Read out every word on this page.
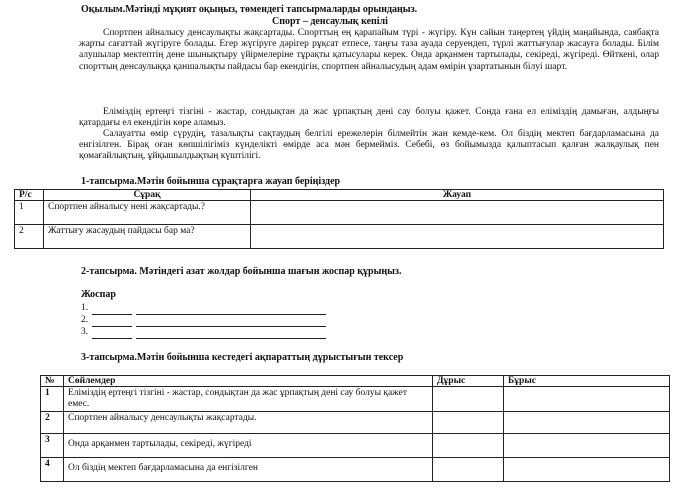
Оқылым.Мәтінді мұқият оқыңыз, төмендегі тапсырмаларды орындаңыз.
Спорт – денсаулық кепілі
Спортпен айналысу денсаулықты жақсартады. Спорттың ең қарапайым түрі - жүгіру. Күн сайын таңертең үйдің маңайында, саябақта жарты сағаттай жүгіруге болады. Егер жүгіруге дәрігер рұқсат етпесе, таңғы таза ауада серуендеп, түрлі жаттығулар жасауға болады. Білім алушылар мектептің дене шынықтыру үйірмелеріне тұрақты қатысулары керек. Онда арқанмен тартылады, секіреді, жүгіреді. Өйткені, олар спорттың денсаулыққа қаншалықты пайдасы бар екендігін, спортпен айналысудың адам өмірін ұзартатынын білуі шарт.
Еліміздің ертеңгі тізгіні - жастар, сондықтан да жас ұрпақтың дені сау болуы қажет. Сонда ғана ел еліміздің дамыған, алдыңғы қатардағы ел екендігін көре аламыз.
Салауатты өмір сүрудің, тазалықты сақтаудың белгілі ережелерін білмейтін жан кемде-кем. Ол біздің мектеп бағдарламасына да енгізілген. Бірақ оған көпшілігіміз күнделікті өмірде аса мән бермейміз. Себебі, өз бойымызда қалыптасып қалған жалқаулық пен қомағайлықтың, ұйқышылдықтың күштілігі.
1-тапсырма.Мәтін бойынша сұрақтарға жауап беріңіздер
Р/с	Сұрақ	Жауап
1	Спортпен айналысу нені жақсартады.?	
2	Жаттығу жасаудың пайдасы бар ма?	
2-тапсырма. Мәтіндегі азат жолдар бойынша шағын жоспар құрыңыз.
Жоспар
1.
2.
3.
3-тапсырма.Мәтін бойынша кестедегі ақпараттың дұрыстығын тексер
№	Сөйлемдер	Дұрыс	Бұрыс
1	Еліміздің ертеңгі тізгіні - жастар, сондықтан да жас ұрпақтың дені сау болуы қажет емес.		

2	Спортпен айналысу денсаулықты жақсартады.		
3	Онда арқанмен тартылады, секіреді, жүгіреді		
4	Ол біздің мектеп бағдарламасына да енгізілген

▸ What the exercise asks: Check every line of the data, and copy the ones that contain "дені".

▸ Solution for this exercise:
Еліміздің ертеңгі тізгіні - жастар, сондықтан да жас ұрпақтың дені сау болуы қажет. Сонда ғана ел еліміздің дамыған, алдыңғы қатардағы ел екендігін көре аламыз.
1	Еліміздің ертеңгі тізгіні - жастар, сондықтан да жас ұрпақтың дені сау болуы қажет емес.		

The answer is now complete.